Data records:
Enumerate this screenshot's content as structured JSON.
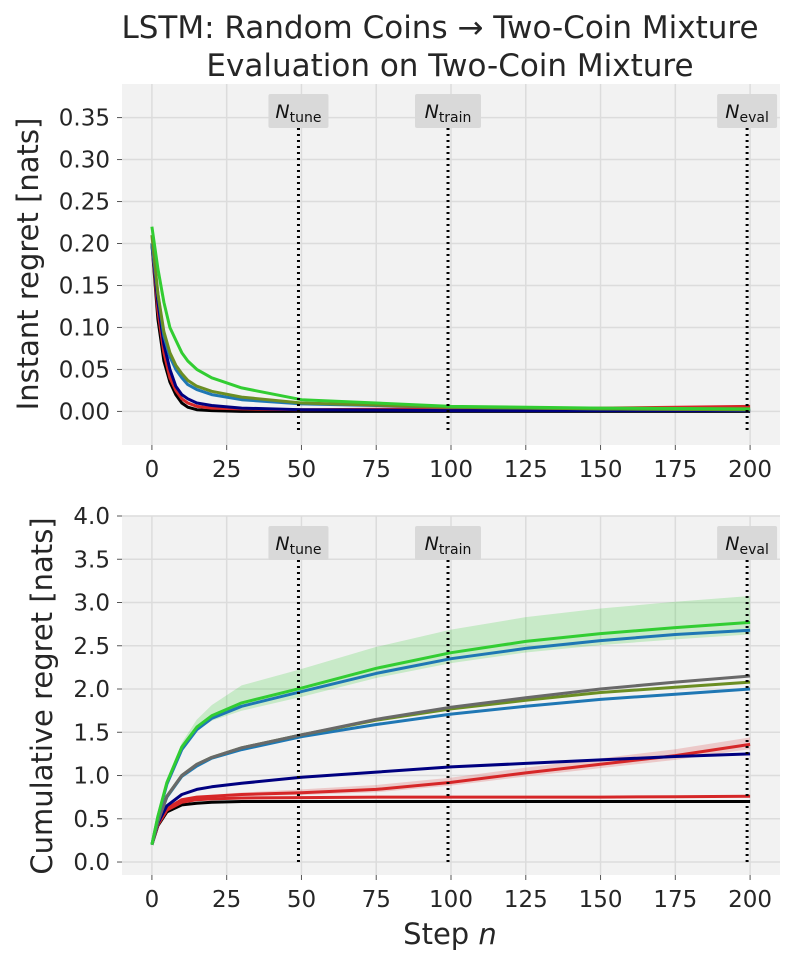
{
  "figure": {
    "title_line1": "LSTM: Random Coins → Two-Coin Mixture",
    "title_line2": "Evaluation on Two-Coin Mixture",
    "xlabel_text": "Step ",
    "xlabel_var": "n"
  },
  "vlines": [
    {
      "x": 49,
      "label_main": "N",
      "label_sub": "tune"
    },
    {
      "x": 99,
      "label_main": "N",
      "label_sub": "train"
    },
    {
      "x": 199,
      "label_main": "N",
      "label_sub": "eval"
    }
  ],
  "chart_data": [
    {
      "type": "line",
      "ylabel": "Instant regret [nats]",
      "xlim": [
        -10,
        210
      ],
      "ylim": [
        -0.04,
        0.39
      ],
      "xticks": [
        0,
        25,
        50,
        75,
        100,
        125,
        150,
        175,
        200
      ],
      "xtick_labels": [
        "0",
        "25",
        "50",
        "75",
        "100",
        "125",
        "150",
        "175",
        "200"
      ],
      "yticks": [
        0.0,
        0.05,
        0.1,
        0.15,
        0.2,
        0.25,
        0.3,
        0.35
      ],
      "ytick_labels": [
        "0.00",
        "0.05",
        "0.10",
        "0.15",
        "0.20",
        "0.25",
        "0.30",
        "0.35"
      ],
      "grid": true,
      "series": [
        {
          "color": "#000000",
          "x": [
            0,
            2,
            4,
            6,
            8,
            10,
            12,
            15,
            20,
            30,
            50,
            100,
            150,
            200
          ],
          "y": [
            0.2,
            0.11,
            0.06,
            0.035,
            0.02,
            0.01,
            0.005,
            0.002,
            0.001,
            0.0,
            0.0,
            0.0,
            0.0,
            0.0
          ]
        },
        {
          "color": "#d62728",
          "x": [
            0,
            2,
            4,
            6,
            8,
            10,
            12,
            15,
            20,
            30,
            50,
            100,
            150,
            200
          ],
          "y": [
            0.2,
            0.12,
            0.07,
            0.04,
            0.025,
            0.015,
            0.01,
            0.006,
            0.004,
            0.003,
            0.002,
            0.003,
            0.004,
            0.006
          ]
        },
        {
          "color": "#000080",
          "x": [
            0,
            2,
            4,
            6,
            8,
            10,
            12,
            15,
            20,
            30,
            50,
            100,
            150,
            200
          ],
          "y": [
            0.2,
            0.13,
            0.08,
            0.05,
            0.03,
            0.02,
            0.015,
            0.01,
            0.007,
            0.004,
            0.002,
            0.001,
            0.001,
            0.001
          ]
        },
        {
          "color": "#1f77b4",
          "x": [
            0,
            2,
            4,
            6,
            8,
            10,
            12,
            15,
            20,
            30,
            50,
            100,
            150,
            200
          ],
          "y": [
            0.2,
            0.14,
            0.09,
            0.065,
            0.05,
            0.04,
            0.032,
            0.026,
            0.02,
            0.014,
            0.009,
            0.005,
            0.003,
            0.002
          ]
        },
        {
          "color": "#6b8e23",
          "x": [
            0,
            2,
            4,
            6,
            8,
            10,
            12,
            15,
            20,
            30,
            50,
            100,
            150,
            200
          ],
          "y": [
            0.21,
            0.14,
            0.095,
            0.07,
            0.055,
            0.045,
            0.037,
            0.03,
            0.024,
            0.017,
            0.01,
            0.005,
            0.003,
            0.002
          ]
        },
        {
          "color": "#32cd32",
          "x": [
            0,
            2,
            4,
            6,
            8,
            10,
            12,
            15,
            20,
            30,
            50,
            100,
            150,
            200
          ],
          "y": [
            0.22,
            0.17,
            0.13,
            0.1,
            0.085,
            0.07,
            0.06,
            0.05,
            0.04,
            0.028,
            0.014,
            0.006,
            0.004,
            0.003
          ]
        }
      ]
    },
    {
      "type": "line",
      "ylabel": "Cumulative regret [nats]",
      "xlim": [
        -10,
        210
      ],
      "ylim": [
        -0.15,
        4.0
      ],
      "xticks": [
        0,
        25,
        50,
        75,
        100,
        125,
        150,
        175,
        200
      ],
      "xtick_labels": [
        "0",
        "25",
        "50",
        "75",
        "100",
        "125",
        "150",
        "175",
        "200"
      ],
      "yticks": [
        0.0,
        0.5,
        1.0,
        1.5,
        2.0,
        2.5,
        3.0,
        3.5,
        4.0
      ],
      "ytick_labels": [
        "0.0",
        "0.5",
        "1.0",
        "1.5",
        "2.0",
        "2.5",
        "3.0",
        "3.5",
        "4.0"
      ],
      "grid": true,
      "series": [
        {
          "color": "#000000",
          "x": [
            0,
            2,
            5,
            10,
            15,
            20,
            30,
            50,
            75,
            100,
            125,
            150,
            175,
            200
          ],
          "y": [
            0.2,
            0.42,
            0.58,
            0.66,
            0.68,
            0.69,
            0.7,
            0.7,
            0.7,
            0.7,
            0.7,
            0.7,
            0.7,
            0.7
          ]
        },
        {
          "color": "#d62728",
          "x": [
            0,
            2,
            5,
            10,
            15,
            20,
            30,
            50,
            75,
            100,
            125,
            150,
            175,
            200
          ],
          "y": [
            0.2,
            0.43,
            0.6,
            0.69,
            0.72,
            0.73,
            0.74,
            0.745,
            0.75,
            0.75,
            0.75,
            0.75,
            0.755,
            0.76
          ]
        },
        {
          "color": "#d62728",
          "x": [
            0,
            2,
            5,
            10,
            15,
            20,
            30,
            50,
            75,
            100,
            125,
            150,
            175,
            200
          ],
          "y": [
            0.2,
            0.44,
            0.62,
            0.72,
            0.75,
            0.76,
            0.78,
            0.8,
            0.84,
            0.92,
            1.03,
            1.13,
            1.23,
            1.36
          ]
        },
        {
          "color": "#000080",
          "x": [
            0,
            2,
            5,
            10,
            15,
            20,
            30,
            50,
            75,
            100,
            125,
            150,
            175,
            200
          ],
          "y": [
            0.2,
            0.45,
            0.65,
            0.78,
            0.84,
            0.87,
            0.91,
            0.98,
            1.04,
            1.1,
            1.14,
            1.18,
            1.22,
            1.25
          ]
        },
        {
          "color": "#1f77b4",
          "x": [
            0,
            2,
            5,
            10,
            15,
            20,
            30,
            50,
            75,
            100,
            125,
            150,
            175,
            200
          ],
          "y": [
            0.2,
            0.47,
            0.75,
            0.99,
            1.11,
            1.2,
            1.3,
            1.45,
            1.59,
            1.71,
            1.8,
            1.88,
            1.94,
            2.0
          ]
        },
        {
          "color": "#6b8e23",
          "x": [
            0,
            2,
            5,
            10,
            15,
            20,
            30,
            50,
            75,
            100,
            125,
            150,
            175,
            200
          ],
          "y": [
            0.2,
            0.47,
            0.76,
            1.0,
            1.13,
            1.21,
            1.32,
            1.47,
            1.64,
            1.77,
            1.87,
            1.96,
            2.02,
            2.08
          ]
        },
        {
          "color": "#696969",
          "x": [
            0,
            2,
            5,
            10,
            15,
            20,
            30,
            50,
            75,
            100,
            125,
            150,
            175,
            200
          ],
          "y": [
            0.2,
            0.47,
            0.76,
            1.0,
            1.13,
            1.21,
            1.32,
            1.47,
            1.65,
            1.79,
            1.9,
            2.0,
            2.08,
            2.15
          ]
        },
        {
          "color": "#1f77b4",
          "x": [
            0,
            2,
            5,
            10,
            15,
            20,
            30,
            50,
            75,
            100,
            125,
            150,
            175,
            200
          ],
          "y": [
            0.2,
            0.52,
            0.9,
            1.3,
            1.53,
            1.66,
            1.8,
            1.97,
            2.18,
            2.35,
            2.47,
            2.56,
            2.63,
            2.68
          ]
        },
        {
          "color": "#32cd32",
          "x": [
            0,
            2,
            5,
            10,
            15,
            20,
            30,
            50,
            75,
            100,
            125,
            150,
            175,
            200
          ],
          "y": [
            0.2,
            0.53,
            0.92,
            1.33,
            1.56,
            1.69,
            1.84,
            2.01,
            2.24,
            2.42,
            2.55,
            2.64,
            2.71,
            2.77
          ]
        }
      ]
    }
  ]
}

### TASK PROMPT
Above are the records; copy every line in them that holds the word "nats".

### SOLVED EXERCISE
      "ylabel": "Instant regret [nats]",
      "ylabel": "Cumulative regret [nats]",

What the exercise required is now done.